_What is asked_
Select from the records below every line that has the word "doch" in it.

>> Begin

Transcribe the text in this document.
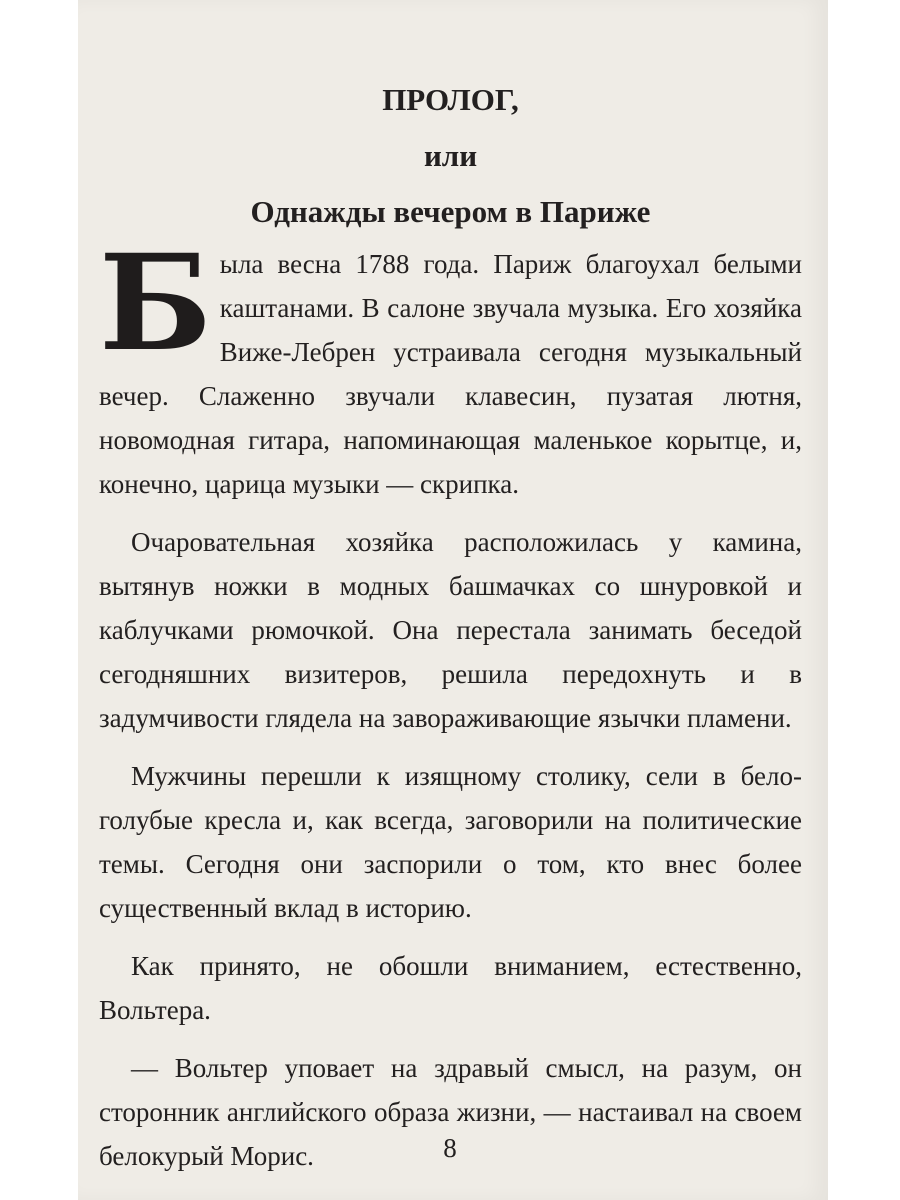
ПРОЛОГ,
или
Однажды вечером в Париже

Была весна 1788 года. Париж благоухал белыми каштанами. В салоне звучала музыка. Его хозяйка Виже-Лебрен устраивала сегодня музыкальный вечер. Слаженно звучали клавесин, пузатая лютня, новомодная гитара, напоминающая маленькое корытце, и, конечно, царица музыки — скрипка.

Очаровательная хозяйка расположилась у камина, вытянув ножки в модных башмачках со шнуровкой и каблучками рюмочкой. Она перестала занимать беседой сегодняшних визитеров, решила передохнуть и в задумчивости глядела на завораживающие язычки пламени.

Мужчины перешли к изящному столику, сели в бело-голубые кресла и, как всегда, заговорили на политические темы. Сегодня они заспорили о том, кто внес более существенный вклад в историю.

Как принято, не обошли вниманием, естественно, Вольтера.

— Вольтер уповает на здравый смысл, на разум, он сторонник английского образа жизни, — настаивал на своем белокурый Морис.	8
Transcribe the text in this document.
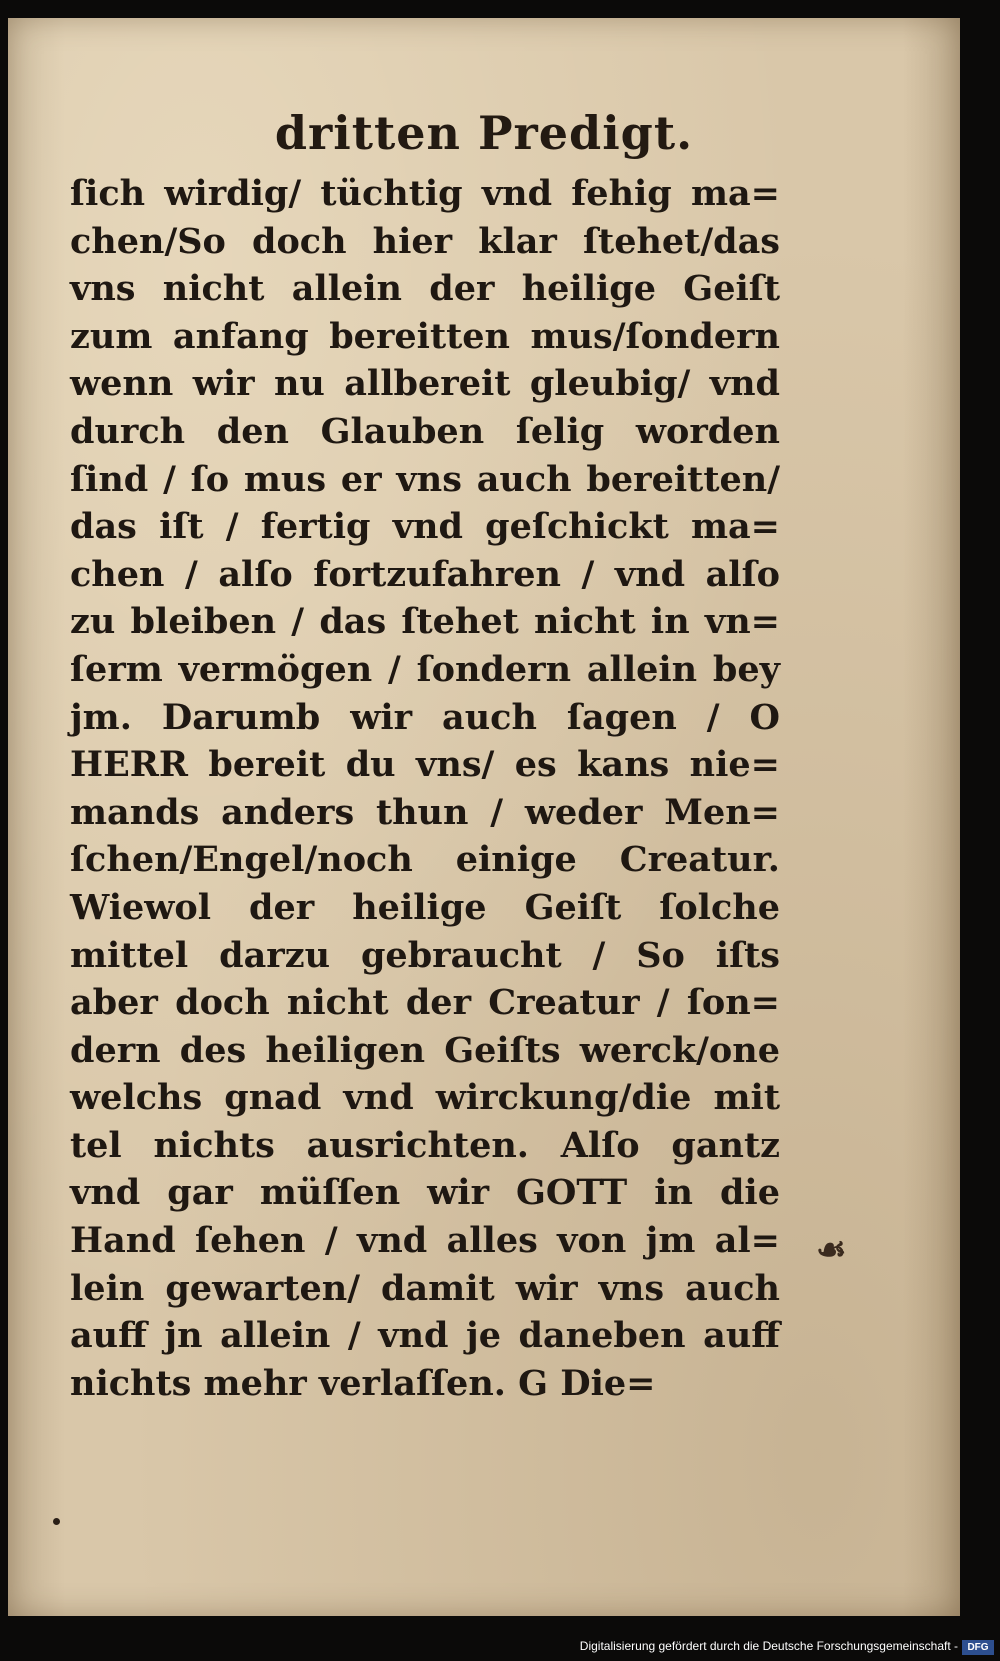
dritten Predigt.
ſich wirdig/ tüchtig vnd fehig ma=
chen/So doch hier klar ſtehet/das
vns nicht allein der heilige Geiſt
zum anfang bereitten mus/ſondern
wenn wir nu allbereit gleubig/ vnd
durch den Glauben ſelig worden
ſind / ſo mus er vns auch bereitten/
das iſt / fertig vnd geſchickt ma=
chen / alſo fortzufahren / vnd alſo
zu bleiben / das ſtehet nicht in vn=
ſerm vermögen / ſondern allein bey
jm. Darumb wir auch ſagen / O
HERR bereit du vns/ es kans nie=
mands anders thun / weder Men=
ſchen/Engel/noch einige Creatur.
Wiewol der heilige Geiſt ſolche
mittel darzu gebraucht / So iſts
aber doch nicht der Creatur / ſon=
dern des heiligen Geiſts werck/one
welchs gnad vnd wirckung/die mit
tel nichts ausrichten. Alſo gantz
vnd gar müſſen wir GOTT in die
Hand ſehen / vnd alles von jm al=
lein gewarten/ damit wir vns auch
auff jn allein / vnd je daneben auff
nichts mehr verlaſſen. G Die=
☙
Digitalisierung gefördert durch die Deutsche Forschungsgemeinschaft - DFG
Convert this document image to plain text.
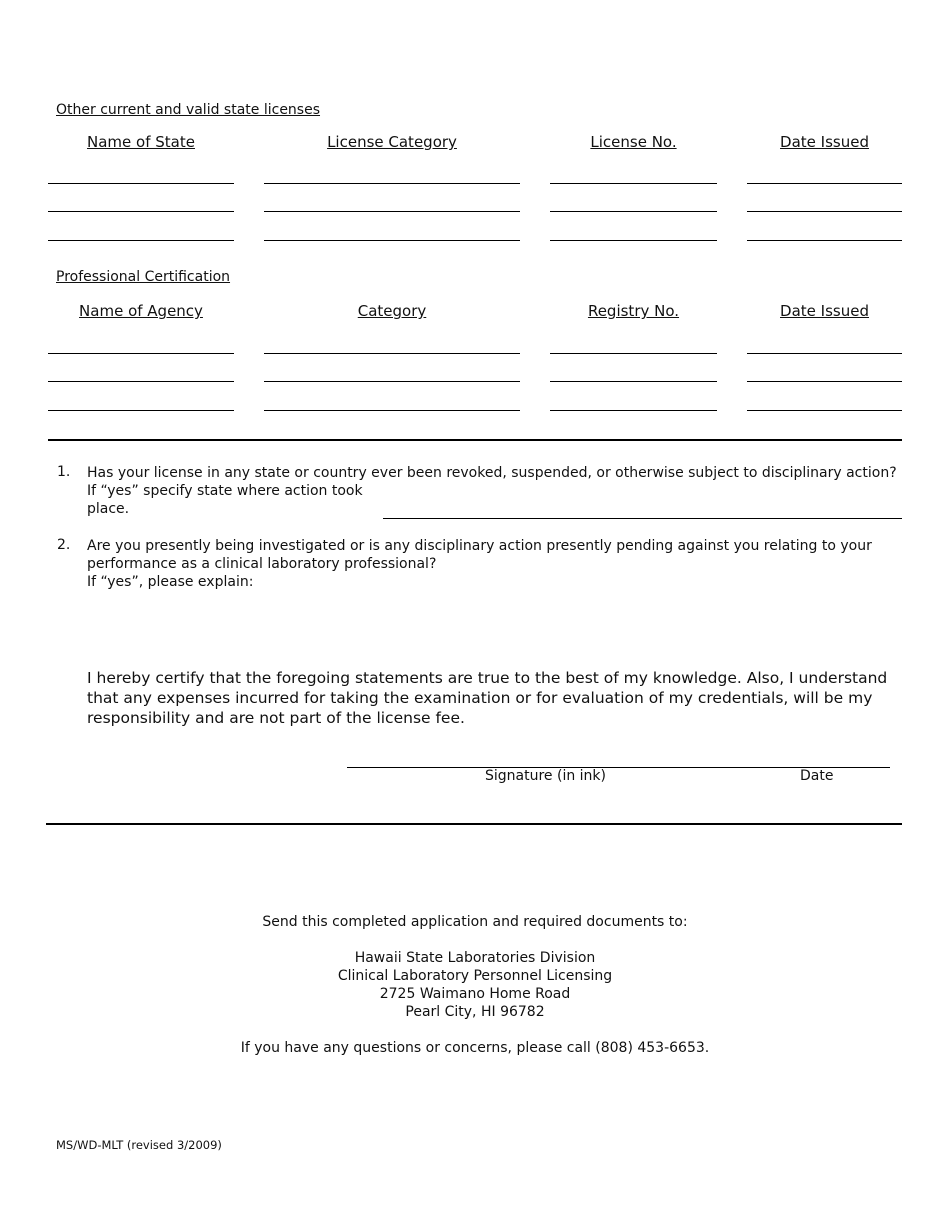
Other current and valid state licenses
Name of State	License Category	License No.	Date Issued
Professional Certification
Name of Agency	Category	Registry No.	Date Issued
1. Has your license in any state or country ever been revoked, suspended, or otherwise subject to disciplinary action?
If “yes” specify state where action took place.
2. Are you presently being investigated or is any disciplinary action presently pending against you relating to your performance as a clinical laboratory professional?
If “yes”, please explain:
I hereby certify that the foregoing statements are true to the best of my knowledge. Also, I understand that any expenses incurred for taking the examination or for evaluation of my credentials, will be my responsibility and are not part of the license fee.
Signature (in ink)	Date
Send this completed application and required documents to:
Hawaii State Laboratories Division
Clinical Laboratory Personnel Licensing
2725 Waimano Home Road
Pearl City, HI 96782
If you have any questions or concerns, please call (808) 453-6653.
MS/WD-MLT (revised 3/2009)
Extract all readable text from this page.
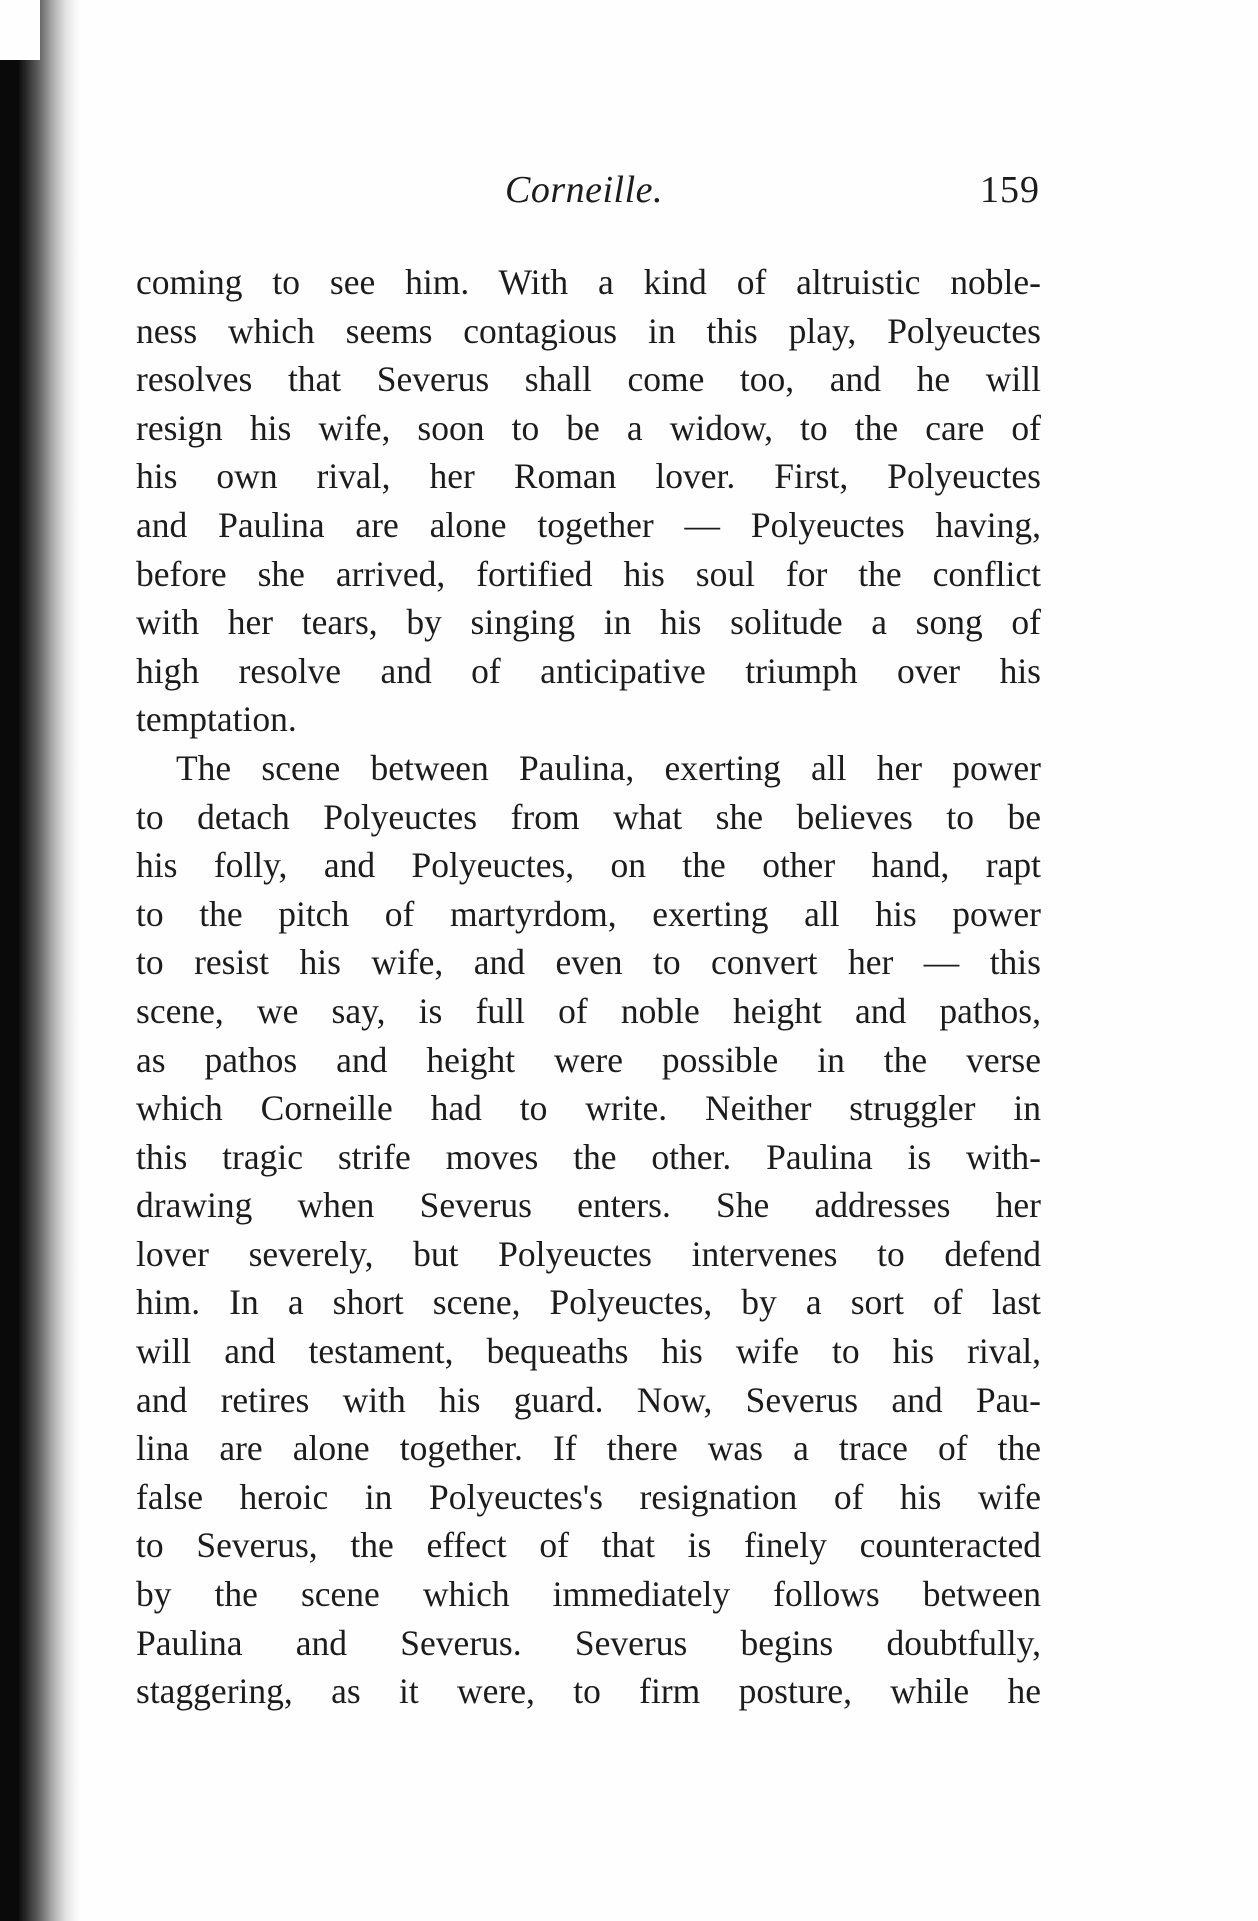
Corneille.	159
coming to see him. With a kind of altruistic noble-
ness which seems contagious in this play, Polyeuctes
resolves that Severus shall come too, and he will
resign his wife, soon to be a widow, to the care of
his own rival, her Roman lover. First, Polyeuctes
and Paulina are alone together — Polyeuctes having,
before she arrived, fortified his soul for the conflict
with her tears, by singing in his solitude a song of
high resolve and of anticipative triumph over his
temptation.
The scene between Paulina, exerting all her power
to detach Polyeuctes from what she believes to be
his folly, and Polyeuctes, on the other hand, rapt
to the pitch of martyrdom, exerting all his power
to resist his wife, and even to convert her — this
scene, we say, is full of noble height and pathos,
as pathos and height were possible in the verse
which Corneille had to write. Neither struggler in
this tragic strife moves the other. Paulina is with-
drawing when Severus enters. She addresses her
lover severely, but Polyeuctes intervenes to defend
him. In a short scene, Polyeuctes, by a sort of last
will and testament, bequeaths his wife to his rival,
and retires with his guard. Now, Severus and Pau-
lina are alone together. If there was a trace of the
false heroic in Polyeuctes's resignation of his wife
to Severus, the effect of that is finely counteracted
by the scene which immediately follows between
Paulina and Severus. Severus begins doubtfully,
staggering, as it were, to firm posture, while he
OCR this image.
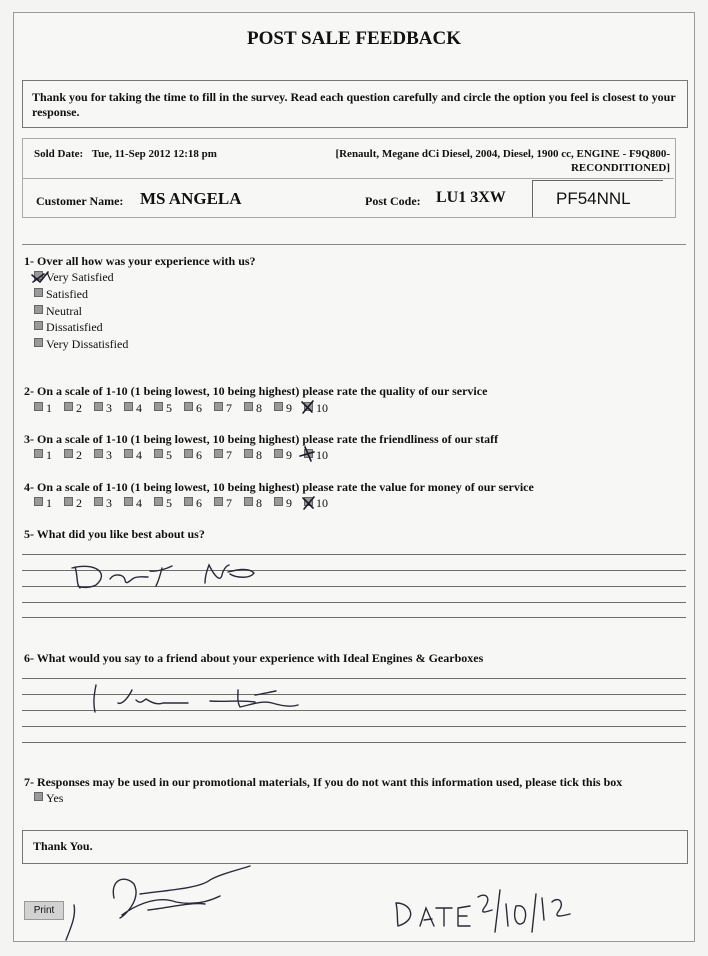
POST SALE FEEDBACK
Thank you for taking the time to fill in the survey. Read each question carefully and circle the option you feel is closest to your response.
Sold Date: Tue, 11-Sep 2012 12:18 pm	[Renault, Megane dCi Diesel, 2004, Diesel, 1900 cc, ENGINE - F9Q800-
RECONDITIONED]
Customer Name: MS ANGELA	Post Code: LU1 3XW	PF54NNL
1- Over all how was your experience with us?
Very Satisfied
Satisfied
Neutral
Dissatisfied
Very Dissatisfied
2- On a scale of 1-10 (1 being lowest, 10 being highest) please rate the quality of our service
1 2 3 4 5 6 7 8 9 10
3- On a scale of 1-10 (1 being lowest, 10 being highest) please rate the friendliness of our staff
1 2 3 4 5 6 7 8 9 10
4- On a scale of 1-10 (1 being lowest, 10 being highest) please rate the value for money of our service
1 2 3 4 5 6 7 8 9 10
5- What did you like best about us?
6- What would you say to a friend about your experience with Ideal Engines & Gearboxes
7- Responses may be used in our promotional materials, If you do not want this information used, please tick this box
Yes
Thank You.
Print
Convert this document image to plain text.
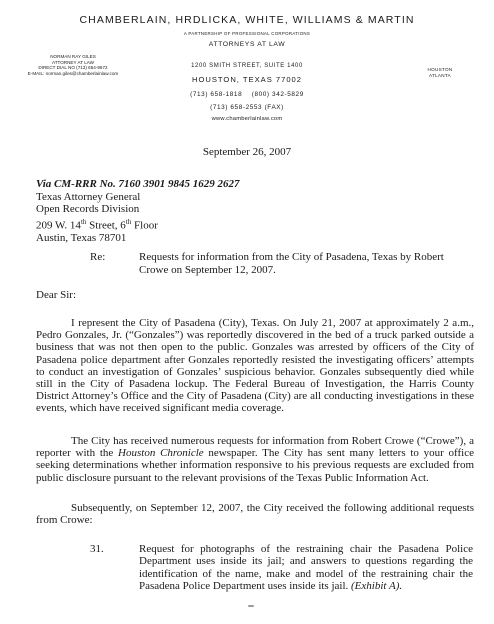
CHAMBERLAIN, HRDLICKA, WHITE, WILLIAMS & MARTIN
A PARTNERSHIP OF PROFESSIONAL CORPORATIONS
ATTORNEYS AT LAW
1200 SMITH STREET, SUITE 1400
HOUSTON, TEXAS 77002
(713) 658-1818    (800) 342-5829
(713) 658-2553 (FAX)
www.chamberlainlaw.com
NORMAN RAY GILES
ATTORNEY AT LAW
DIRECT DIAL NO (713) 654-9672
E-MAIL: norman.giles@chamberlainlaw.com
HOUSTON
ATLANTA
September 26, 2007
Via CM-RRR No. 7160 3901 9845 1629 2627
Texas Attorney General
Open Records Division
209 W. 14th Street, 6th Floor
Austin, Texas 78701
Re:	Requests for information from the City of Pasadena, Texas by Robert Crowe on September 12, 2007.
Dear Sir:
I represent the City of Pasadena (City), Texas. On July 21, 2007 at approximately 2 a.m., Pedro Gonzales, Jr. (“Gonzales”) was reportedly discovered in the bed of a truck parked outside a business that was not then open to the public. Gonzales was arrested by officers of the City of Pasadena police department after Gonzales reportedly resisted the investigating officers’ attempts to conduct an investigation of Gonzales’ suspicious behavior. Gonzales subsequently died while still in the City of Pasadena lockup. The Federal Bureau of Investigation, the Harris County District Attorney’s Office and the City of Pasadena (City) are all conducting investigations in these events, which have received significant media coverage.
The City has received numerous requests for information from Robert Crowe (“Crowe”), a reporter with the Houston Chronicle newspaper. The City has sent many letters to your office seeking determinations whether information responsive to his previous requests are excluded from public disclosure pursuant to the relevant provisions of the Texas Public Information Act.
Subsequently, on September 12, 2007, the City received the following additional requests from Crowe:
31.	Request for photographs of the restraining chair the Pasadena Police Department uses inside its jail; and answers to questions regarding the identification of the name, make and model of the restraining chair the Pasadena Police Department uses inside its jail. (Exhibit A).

>> End

_Task result_
chen/So doch hier klar ſtehet/das
aber doch nicht der Creatur / ſon=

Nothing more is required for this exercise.